DIRECTIONS FOR THIS TASK: Go through the lines below and copy each one that holds the string "panel".

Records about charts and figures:

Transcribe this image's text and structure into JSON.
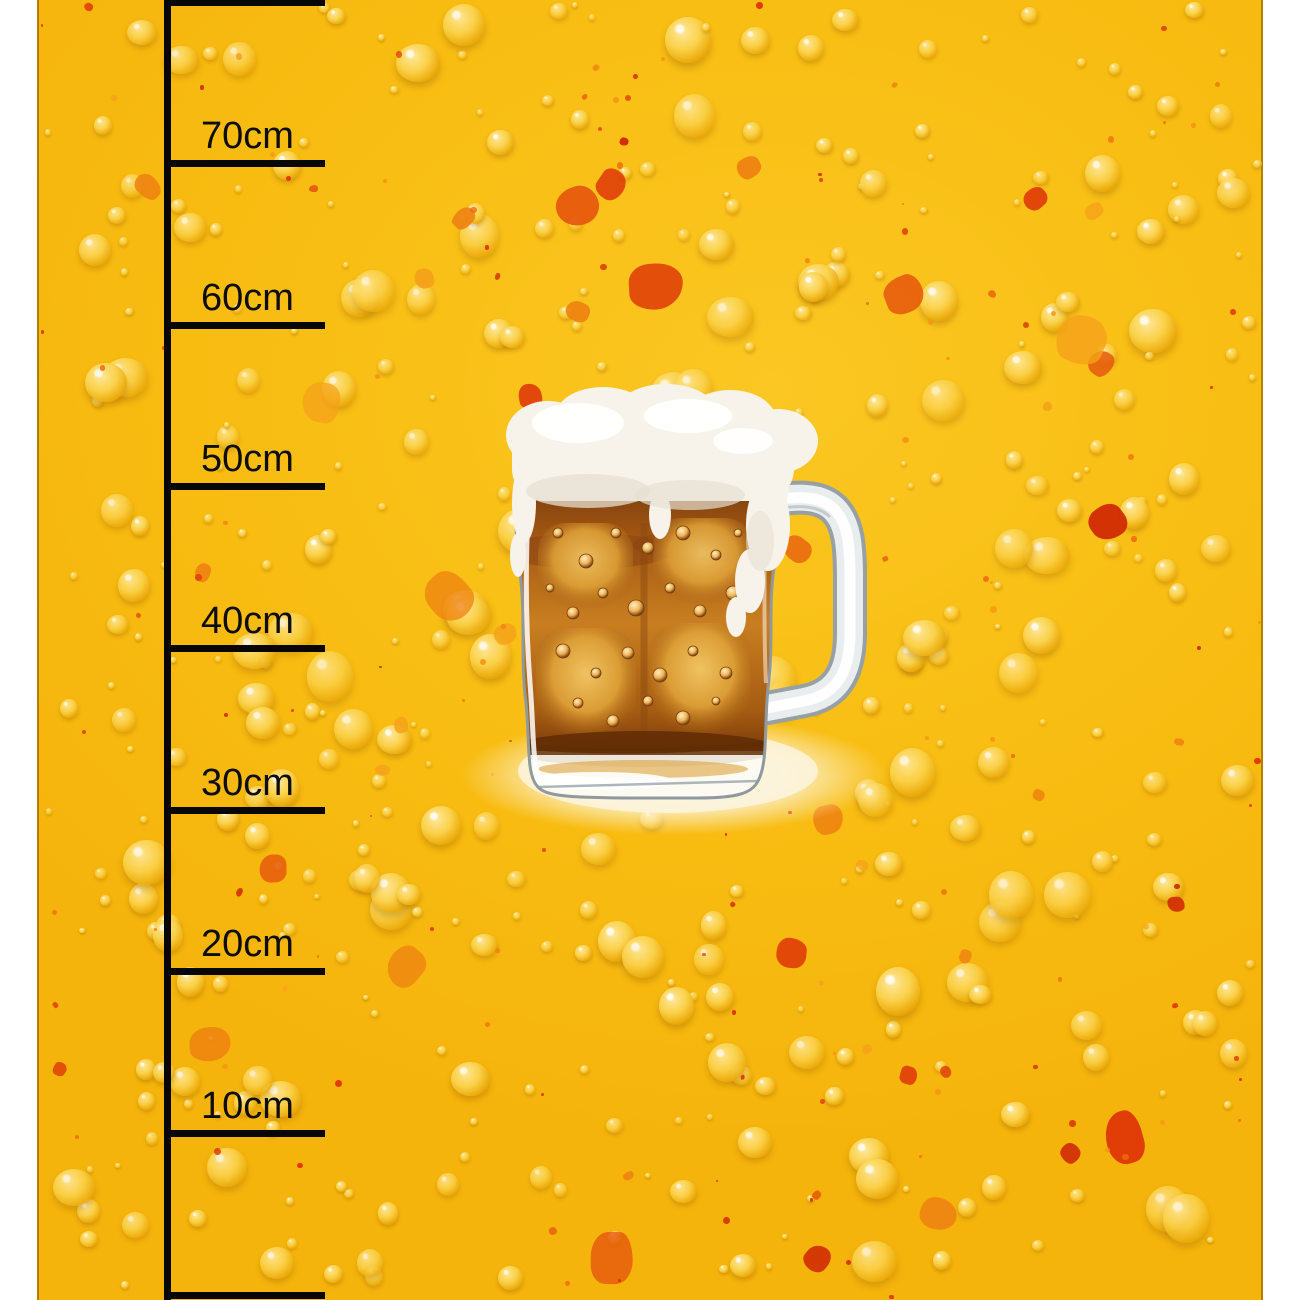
{
  "page": {
    "title": "Fabric panel preview with measuring ruler",
    "background_color": "#ffffff"
  },
  "panel": {
    "description": "golden yellow fabric covered with water drops and orange-red paint splatters",
    "motif": "watercolor beer mug with overflowing foam on a cream glow",
    "base_color": "#f8bd12",
    "drop_highlight_color": "#ffe9a0",
    "drop_shadow_color": "#cd9406",
    "splat_colors": [
      "#f5a21a",
      "#ee8210",
      "#e6570c",
      "#dd2f06",
      "#cf2402"
    ],
    "glow_color": "#fbf2d2"
  },
  "artwork": {
    "subject": "beer mug",
    "foam_color": "#f7f3ea",
    "beer_color": "#c87e20",
    "glass_color": "#96a0a5"
  },
  "ruler": {
    "unit": "cm",
    "color": "#070707",
    "marks": [
      {
        "cm": 80,
        "label": ""
      },
      {
        "cm": 70,
        "label": "70cm"
      },
      {
        "cm": 60,
        "label": "60cm"
      },
      {
        "cm": 50,
        "label": "50cm"
      },
      {
        "cm": 40,
        "label": "40cm"
      },
      {
        "cm": 30,
        "label": "30cm"
      },
      {
        "cm": 20,
        "label": "20cm"
      },
      {
        "cm": 10,
        "label": "10cm"
      },
      {
        "cm": 0,
        "label": ""
      }
    ]
  }
}
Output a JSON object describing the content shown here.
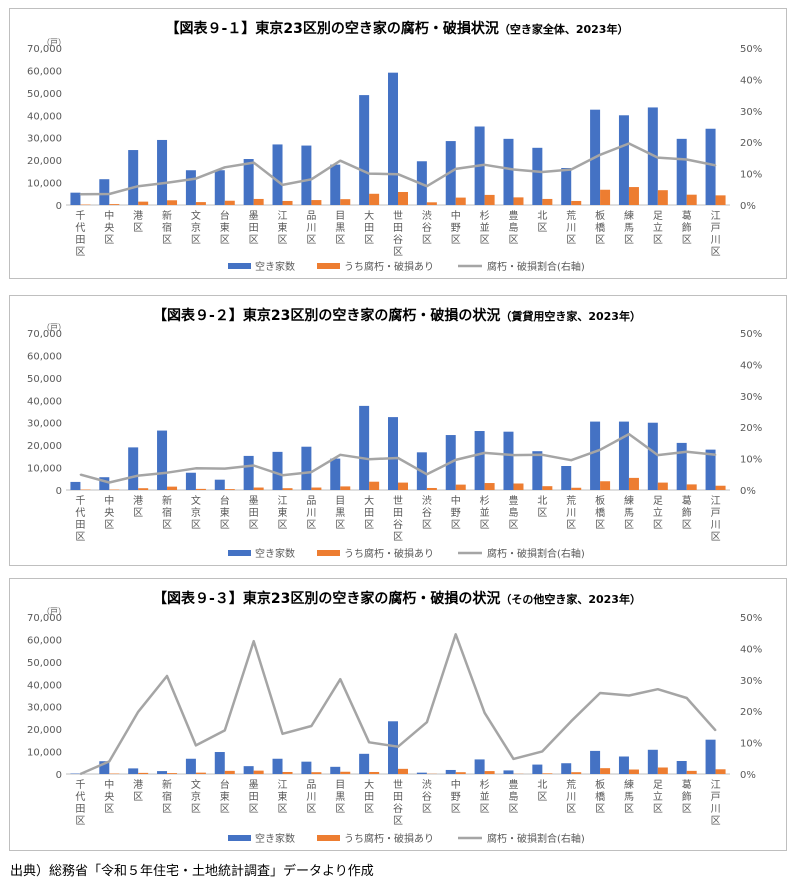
{
  "source_note": "出典）総務省「令和５年住宅・土地統計調査」データより作成",
  "chart_data": [
    {
      "type": "bar",
      "title": "【図表９-１】東京23区別の空き家の腐朽・破損状況",
      "subtitle": "（空き家全体、2023年）",
      "y_unit_label": "（戸）",
      "ylim": [
        0,
        70000
      ],
      "yticks": [
        "0",
        "10,000",
        "20,000",
        "30,000",
        "40,000",
        "50,000",
        "60,000",
        "70,000"
      ],
      "y2lim": [
        0,
        50
      ],
      "y2ticks": [
        "0%",
        "10%",
        "20%",
        "30%",
        "40%",
        "50%"
      ],
      "categories": [
        "千代田区",
        "中央区",
        "港区",
        "新宿区",
        "文京区",
        "台東区",
        "墨田区",
        "江東区",
        "品川区",
        "目黒区",
        "大田区",
        "世田谷区",
        "渋谷区",
        "中野区",
        "杉並区",
        "豊島区",
        "北区",
        "荒川区",
        "板橋区",
        "練馬区",
        "足立区",
        "葛飾区",
        "江戸川区"
      ],
      "series": [
        {
          "name": "空き家数",
          "kind": "bar",
          "color": "#4472c4",
          "values": [
            5500,
            11500,
            24500,
            29000,
            15500,
            15500,
            20500,
            27000,
            26500,
            18000,
            49000,
            59000,
            19500,
            28500,
            35000,
            29500,
            25500,
            16500,
            42500,
            40000,
            43500,
            29500,
            34000
          ]
        },
        {
          "name": "うち腐朽・破損あり",
          "kind": "bar",
          "color": "#ed7d31",
          "values": [
            200,
            400,
            1500,
            2100,
            1300,
            1900,
            2700,
            1800,
            2200,
            2600,
            5000,
            5800,
            1200,
            3300,
            4500,
            3400,
            2700,
            1800,
            6800,
            8000,
            6600,
            4600,
            4300
          ]
        },
        {
          "name": "腐朽・破損割合(右軸)",
          "kind": "line",
          "axis": "right",
          "color": "#a5a5a5",
          "values": [
            3.4,
            3.5,
            6.0,
            7.1,
            8.4,
            12.0,
            13.5,
            6.4,
            8.2,
            14.1,
            10.0,
            9.8,
            6.0,
            11.5,
            12.8,
            11.3,
            10.5,
            11.3,
            16.0,
            19.6,
            15.1,
            14.5,
            12.6
          ]
        }
      ],
      "legend_position": "bottom"
    },
    {
      "type": "bar",
      "title": "【図表９-２】東京23区別の空き家の腐朽・破損の状況",
      "subtitle": "（賃貸用空き家、2023年）",
      "y_unit_label": "（戸）",
      "ylim": [
        0,
        70000
      ],
      "yticks": [
        "0",
        "10,000",
        "20,000",
        "30,000",
        "40,000",
        "50,000",
        "60,000",
        "70,000"
      ],
      "y2lim": [
        0,
        50
      ],
      "y2ticks": [
        "0%",
        "10%",
        "20%",
        "30%",
        "40%",
        "50%"
      ],
      "categories": [
        "千代田区",
        "中央区",
        "港区",
        "新宿区",
        "文京区",
        "台東区",
        "墨田区",
        "江東区",
        "品川区",
        "目黒区",
        "大田区",
        "世田谷区",
        "渋谷区",
        "中野区",
        "杉並区",
        "豊島区",
        "北区",
        "荒川区",
        "板橋区",
        "練馬区",
        "足立区",
        "葛飾区",
        "江戸川区"
      ],
      "series": [
        {
          "name": "空き家数",
          "kind": "bar",
          "color": "#4472c4",
          "values": [
            3600,
            5700,
            19000,
            26500,
            7700,
            4600,
            15200,
            17000,
            19300,
            14000,
            37500,
            32500,
            16800,
            24500,
            26300,
            26000,
            17300,
            10700,
            30500,
            30500,
            30000,
            21000,
            18000
          ]
        },
        {
          "name": "うち腐朽・破損あり",
          "kind": "bar",
          "color": "#ed7d31",
          "values": [
            200,
            200,
            800,
            1500,
            500,
            400,
            1100,
            800,
            1100,
            1600,
            3700,
            3300,
            900,
            2400,
            3100,
            2900,
            1700,
            1000,
            3900,
            5400,
            3300,
            2500,
            1900
          ]
        },
        {
          "name": "腐朽・破損割合(右軸)",
          "kind": "line",
          "axis": "right",
          "color": "#a5a5a5",
          "values": [
            4.9,
            2.4,
            4.6,
            5.5,
            6.9,
            6.8,
            7.8,
            4.7,
            5.7,
            11.2,
            9.8,
            10.2,
            5.0,
            9.6,
            11.8,
            11.1,
            11.2,
            9.5,
            12.8,
            17.8,
            11.1,
            12.2,
            11.2
          ]
        }
      ],
      "legend_position": "bottom"
    },
    {
      "type": "bar",
      "title": "【図表９-３】東京23区別の空き家の腐朽・破損の状況",
      "subtitle": "（その他空き家、2023年）",
      "y_unit_label": "（戸）",
      "ylim": [
        0,
        70000
      ],
      "yticks": [
        "0",
        "10,000",
        "20,000",
        "30,000",
        "40,000",
        "50,000",
        "60,000",
        "70,000"
      ],
      "y2lim": [
        0,
        50
      ],
      "y2ticks": [
        "0%",
        "10%",
        "20%",
        "30%",
        "40%",
        "50%"
      ],
      "categories": [
        "千代田区",
        "中央区",
        "港区",
        "新宿区",
        "文京区",
        "台東区",
        "墨田区",
        "江東区",
        "品川区",
        "目黒区",
        "大田区",
        "世田谷区",
        "渋谷区",
        "中野区",
        "杉並区",
        "豊島区",
        "北区",
        "荒川区",
        "板橋区",
        "練馬区",
        "足立区",
        "葛飾区",
        "江戸川区"
      ],
      "series": [
        {
          "name": "空き家数",
          "kind": "bar",
          "color": "#4472c4",
          "values": [
            200,
            5700,
            2500,
            1300,
            6800,
            9800,
            3500,
            6800,
            5500,
            3200,
            9000,
            23500,
            600,
            1800,
            6500,
            1600,
            4200,
            4800,
            10300,
            7800,
            10800,
            5800,
            15300
          ]
        },
        {
          "name": "うち腐朽・破損あり",
          "kind": "bar",
          "color": "#ed7d31",
          "values": [
            0,
            200,
            500,
            400,
            600,
            1400,
            1500,
            900,
            800,
            1000,
            900,
            2300,
            100,
            800,
            1300,
            100,
            300,
            800,
            2600,
            2000,
            2900,
            1400,
            2100
          ]
        },
        {
          "name": "腐朽・破損割合(右軸)",
          "kind": "line",
          "axis": "right",
          "color": "#a5a5a5",
          "values": [
            0,
            4.0,
            19.8,
            31.2,
            9.1,
            13.9,
            42.3,
            12.8,
            15.3,
            30.2,
            10.1,
            8.7,
            16.5,
            44.5,
            19.5,
            4.8,
            7.2,
            16.8,
            25.8,
            25.0,
            27.0,
            24.2,
            13.9
          ]
        }
      ],
      "legend_position": "bottom"
    }
  ]
}
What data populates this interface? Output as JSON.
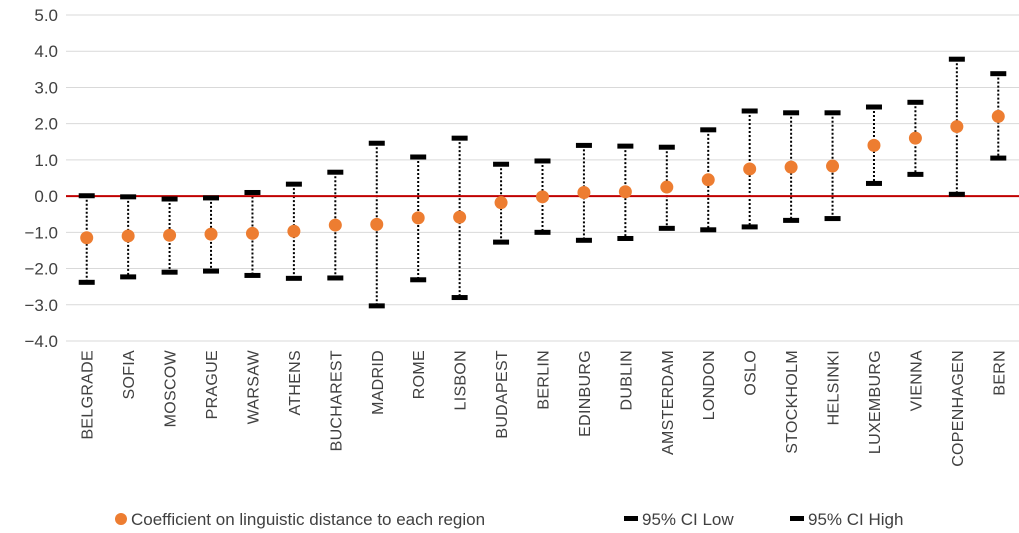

RESULT OF THE TASK:
    "title": "Fabric panel preview with measuring ruler",
  "panel": {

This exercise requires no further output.